Task requirements:
Locate all lines in the data below that hold "symbol" and show them.

*****

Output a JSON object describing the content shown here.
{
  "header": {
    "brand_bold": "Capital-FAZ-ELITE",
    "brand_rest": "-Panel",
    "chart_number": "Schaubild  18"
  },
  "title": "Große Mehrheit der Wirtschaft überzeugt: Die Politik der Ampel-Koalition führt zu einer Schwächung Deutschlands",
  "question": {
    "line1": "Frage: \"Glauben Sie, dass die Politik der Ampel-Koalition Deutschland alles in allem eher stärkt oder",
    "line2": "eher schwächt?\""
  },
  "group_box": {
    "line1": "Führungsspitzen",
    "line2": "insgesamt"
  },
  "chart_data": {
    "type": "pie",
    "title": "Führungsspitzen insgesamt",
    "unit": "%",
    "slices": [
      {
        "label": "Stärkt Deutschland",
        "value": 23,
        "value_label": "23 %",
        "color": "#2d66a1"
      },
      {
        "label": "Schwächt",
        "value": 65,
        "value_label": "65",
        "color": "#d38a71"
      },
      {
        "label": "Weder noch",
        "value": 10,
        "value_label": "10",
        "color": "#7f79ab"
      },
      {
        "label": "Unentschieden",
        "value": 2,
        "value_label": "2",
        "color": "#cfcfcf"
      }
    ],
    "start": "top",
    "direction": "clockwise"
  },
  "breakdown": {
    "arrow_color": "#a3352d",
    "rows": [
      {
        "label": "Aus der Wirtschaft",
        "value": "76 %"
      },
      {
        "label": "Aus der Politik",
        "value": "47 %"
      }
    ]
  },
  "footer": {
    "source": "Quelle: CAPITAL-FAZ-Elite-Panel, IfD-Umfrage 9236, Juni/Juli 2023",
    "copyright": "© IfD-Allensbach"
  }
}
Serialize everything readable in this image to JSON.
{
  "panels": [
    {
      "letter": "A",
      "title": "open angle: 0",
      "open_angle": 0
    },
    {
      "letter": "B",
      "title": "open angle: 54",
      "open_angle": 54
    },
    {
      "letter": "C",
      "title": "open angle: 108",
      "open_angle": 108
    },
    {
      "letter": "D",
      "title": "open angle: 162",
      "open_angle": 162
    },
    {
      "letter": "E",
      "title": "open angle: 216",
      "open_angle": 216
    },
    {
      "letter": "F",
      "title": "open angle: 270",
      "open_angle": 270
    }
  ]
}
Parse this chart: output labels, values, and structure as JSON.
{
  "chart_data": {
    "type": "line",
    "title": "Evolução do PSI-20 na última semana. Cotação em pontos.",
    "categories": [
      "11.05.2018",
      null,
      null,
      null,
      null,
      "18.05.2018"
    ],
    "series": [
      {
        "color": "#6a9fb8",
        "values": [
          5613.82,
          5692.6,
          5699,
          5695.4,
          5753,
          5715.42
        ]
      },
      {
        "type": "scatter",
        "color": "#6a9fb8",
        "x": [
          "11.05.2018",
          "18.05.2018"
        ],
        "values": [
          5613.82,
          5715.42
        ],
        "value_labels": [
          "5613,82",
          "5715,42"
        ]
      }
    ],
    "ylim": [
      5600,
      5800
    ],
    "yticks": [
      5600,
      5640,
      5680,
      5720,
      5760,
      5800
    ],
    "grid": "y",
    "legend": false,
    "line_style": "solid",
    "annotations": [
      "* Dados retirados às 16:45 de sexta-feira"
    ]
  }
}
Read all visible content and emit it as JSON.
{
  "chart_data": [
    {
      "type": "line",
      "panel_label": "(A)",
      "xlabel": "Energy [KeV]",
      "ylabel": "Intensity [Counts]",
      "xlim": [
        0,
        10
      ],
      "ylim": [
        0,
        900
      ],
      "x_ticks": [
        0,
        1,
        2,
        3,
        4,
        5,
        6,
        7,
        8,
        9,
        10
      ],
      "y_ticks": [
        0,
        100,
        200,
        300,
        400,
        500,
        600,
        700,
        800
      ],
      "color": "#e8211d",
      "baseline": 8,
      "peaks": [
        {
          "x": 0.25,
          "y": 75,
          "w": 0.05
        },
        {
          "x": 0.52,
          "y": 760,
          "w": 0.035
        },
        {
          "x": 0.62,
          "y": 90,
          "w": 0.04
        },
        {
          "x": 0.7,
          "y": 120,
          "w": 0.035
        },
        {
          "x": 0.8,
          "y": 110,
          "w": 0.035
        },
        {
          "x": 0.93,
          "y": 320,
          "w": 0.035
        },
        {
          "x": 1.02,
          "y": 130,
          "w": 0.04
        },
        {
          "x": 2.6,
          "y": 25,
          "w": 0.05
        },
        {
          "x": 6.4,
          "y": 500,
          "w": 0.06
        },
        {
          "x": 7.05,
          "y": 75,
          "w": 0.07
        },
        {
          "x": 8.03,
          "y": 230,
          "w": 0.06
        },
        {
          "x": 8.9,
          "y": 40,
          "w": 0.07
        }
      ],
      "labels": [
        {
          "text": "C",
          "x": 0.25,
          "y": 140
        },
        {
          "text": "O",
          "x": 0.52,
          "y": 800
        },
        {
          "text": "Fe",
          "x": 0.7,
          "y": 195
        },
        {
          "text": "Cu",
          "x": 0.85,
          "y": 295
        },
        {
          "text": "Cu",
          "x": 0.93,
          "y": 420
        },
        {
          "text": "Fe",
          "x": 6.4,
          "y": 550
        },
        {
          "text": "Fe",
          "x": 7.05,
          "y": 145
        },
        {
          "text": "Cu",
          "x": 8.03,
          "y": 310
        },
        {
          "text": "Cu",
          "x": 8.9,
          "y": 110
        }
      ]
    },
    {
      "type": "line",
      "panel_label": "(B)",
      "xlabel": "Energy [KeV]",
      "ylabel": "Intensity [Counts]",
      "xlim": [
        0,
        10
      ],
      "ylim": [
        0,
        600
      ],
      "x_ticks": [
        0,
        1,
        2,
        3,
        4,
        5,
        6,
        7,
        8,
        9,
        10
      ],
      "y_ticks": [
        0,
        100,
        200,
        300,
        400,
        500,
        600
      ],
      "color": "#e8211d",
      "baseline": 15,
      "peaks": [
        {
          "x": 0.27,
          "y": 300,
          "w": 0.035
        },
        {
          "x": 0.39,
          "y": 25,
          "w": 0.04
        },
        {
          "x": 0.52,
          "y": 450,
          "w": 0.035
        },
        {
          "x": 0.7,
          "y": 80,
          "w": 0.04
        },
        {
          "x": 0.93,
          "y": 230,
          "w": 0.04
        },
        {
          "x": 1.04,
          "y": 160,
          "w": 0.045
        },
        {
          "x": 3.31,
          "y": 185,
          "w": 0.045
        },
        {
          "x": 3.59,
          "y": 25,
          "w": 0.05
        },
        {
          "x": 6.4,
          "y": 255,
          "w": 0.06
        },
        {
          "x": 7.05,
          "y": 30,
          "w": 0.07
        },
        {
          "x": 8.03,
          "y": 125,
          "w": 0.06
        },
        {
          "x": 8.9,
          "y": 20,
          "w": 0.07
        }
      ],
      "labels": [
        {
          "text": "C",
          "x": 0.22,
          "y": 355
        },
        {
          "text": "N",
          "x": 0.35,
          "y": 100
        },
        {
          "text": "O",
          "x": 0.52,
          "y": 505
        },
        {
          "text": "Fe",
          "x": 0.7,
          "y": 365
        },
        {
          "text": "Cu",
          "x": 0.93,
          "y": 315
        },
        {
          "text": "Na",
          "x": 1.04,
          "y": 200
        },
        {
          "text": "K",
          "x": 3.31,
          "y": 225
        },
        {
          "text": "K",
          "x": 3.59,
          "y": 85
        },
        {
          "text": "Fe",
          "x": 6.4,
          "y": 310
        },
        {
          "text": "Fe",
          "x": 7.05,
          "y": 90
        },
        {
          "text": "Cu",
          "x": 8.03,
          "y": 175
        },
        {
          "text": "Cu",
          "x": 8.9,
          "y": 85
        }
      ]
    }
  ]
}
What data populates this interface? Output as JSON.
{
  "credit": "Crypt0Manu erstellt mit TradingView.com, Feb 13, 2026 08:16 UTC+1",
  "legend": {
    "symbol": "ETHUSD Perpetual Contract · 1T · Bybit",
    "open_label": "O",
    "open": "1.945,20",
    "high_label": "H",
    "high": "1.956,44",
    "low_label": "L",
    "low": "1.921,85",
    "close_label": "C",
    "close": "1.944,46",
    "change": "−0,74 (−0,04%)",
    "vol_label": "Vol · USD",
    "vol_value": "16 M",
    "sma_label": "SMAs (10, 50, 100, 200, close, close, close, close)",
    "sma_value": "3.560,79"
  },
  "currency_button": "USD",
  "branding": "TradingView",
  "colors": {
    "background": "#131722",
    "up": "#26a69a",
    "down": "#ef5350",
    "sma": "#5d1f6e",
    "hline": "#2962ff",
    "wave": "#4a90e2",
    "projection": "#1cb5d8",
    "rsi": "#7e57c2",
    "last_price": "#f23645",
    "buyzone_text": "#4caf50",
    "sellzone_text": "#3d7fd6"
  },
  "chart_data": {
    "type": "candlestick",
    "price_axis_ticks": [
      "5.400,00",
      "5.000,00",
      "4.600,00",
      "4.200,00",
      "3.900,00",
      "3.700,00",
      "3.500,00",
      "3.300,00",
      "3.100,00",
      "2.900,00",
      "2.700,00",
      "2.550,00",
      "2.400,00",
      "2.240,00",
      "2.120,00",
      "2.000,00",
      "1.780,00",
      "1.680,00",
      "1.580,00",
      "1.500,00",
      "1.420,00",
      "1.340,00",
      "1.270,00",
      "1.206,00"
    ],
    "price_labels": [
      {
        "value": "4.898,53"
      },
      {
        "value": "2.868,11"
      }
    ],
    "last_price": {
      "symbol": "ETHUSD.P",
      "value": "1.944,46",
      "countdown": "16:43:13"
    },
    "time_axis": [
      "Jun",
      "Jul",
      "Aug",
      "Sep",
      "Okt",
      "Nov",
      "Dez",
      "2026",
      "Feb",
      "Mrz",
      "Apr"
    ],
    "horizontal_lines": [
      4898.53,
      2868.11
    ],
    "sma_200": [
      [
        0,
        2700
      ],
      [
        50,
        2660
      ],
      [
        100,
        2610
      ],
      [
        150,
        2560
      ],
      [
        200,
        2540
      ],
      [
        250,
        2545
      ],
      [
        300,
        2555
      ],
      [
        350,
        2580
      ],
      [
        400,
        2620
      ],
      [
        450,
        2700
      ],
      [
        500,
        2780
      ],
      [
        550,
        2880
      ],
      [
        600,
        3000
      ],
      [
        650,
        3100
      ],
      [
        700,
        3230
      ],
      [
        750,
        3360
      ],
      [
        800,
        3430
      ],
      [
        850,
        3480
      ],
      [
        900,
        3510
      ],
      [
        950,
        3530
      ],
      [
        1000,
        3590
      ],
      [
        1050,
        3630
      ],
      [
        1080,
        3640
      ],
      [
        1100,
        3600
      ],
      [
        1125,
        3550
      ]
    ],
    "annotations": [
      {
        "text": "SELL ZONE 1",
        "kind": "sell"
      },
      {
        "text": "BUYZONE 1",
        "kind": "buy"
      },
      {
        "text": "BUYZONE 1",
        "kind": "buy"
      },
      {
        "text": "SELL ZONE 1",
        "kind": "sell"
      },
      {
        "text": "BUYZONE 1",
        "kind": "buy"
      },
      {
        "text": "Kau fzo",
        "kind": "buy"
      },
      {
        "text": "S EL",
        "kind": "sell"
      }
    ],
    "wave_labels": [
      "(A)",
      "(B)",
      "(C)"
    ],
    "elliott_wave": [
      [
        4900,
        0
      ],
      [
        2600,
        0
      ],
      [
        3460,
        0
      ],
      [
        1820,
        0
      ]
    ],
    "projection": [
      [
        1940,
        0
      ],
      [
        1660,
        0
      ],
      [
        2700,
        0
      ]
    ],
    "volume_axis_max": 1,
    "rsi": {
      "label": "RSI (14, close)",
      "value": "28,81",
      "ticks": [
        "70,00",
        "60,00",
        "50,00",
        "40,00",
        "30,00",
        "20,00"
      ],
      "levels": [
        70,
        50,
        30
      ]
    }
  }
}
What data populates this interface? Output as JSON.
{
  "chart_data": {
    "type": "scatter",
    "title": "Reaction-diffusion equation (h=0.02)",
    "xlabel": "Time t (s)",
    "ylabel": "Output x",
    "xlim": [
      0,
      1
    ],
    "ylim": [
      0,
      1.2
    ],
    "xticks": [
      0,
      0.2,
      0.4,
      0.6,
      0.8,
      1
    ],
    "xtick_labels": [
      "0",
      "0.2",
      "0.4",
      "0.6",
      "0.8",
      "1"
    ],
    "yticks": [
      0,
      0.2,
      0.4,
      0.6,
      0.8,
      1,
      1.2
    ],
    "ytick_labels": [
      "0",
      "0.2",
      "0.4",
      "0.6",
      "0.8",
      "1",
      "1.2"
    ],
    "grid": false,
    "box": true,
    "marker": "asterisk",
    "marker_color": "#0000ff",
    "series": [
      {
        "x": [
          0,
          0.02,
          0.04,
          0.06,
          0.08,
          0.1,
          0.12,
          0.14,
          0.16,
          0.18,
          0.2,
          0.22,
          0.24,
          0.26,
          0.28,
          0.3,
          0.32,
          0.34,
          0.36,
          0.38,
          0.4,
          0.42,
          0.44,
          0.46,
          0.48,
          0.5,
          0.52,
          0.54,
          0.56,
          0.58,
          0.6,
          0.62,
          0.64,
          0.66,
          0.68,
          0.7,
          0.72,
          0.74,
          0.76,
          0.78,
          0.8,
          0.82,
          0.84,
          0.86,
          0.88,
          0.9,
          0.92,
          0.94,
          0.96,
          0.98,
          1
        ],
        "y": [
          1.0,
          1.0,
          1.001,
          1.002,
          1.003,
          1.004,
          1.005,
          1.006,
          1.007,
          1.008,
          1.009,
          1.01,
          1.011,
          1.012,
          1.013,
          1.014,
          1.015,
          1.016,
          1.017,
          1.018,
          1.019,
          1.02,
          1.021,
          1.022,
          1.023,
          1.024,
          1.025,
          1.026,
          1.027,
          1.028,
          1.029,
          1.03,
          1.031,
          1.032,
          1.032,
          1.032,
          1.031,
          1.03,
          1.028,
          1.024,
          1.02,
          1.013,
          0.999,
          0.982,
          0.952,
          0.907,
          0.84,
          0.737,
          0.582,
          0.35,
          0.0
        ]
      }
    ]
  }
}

*****

Correct result:
    "symbol": "ETHUSD Perpetual Contract · 1T · Bybit",
      "symbol": "ETHUSD.P",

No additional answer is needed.